## Problem requirements
Answer these from the dog training text below:
(a) What breed is the recently rescued dog?
(b) How long is the leash the dog wears during the indoor practice?
(c) What should the owner do if the dog doesn't come when told?

## Provided text
# # #

We had a potential home dog training client from Lawrenceville contact us last week telling us that they were really frustrated with their recently rescued Beagle.  They thought they had gotten their dog to come on command and then, all of a sudden, he would just look at them and walk away.  Other times, he would come. Sometimes they had to say “Come” over and over again and he might eventually come to them.  They thought they must be missing something.  What are they doing wrong?

Robin and I hear this many times when we are talking to potential dog training clients on the phone or when we get out to our first dog training session at their home.  For some reason, our client believes that their dog understands “come” if he correctly goes to them once or twice while they are practicing.  The next thing they know, they are at the dog park or outside and say “Come” and nothing happens.  This normally results in the human yelling and screaming at their dog.  Well, we all know how well this works.

The first thing to observe is that whatever they were doing wasn’t working.  In order to understand what will work, we have to understand how our dogs learn.  Dogs learn by repeatedly doing things the same way. This is the same way that we successfully learned our “times tables”.  Every time we “turned the card over”, the same answer would be on the other side.  After a while (longer for some), we didn’t have to flip the card because we knew what was on the other side.

In translating this to our client’s dog and their dog training, we have to make sure that every time our client issues the command “come”, his dog will go to him.  Here is what we taught our client and what must be done to properly teach his dog the come command:

  • Our client and his dog are in the house and the dog has a six foot leash on.  The environment must be calm and quiet environment.  He must stoop down low and say “come” in his normal voice.  If our client’s dog doesn’t come when commanded, he needs to give the leash a minor tug.  Once his dog comes to him, he needs to acknowledge the action by praising his dog in a high voice and then stand up.
  • He should leave the leash on his dog and then meander around the room.  During this time, he should not look at or pay any attention to his dog.  Next, he will approach the end of the leash, put his foot on it, stoop down, grab the leash, and tell his dog to “come”.
  • Our client needs to do this exercise over and over again until his dog is always coming without the need to tug on the leash for additional guidance (and hints).

# # #

## Supplied entries
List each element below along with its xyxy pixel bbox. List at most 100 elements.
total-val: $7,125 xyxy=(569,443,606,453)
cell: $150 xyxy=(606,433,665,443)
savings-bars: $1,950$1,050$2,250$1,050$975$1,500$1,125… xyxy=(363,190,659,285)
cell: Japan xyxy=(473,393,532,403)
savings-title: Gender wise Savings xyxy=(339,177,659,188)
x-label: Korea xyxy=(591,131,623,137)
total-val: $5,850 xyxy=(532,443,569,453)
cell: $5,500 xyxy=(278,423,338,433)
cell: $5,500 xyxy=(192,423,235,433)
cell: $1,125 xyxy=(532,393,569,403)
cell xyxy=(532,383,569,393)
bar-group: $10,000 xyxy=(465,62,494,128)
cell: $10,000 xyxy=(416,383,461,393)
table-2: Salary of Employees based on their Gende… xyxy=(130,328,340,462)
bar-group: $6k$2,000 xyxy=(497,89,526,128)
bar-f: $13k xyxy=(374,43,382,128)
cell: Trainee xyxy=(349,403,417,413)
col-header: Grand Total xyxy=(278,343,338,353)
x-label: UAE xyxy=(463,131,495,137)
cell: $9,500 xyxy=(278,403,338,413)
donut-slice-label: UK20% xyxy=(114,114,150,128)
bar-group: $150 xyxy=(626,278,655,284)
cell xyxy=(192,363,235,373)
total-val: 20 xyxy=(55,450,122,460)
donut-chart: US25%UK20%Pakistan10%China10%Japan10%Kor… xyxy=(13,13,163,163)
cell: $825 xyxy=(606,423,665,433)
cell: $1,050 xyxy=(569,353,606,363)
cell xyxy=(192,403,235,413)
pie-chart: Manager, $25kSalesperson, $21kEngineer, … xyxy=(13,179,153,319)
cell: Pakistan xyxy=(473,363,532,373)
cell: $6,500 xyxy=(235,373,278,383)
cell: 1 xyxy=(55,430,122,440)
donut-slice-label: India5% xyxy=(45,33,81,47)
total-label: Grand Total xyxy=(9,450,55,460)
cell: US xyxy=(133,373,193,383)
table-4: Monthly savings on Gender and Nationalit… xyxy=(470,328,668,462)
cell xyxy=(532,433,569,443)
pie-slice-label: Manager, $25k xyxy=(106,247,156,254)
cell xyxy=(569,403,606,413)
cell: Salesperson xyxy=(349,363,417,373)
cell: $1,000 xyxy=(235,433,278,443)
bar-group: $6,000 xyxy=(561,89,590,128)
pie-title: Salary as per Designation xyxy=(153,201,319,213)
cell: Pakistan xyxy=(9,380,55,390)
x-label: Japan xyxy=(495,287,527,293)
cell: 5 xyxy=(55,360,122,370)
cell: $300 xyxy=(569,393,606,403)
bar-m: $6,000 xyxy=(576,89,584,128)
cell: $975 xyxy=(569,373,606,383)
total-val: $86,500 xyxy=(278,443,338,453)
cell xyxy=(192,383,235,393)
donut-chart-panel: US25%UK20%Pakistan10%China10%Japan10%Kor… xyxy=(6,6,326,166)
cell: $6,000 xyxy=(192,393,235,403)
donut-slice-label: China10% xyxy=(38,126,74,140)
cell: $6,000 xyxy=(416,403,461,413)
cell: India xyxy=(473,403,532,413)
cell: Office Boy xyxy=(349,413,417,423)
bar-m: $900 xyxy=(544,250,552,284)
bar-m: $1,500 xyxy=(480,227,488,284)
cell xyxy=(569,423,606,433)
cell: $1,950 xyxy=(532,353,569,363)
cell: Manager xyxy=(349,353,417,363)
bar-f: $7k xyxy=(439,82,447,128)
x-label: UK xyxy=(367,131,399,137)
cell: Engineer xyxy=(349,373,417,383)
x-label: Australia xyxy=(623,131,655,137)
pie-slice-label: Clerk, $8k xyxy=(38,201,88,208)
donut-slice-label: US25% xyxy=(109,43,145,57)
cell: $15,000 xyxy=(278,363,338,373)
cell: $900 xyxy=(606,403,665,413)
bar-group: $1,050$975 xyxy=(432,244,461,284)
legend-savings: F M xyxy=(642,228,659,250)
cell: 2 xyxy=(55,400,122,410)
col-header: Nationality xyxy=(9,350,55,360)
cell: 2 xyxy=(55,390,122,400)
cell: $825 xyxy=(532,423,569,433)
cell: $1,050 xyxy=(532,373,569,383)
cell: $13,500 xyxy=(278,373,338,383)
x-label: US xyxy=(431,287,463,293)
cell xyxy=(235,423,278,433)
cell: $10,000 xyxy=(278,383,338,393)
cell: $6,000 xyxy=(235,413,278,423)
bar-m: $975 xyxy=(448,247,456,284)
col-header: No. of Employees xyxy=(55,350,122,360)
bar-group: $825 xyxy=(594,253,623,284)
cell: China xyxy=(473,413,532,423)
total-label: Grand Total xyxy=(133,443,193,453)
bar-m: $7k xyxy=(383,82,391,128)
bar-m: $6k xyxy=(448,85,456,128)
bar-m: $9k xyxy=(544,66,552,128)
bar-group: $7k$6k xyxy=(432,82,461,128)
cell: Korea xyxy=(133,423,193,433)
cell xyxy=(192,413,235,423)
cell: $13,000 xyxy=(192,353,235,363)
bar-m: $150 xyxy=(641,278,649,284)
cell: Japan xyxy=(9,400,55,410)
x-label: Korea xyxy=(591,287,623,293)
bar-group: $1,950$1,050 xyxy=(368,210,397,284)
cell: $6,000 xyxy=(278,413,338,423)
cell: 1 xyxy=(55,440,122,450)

# # #

## The reply
(a) A Beagle.
(b) Six feet.
(c) Give the leash a minor tug.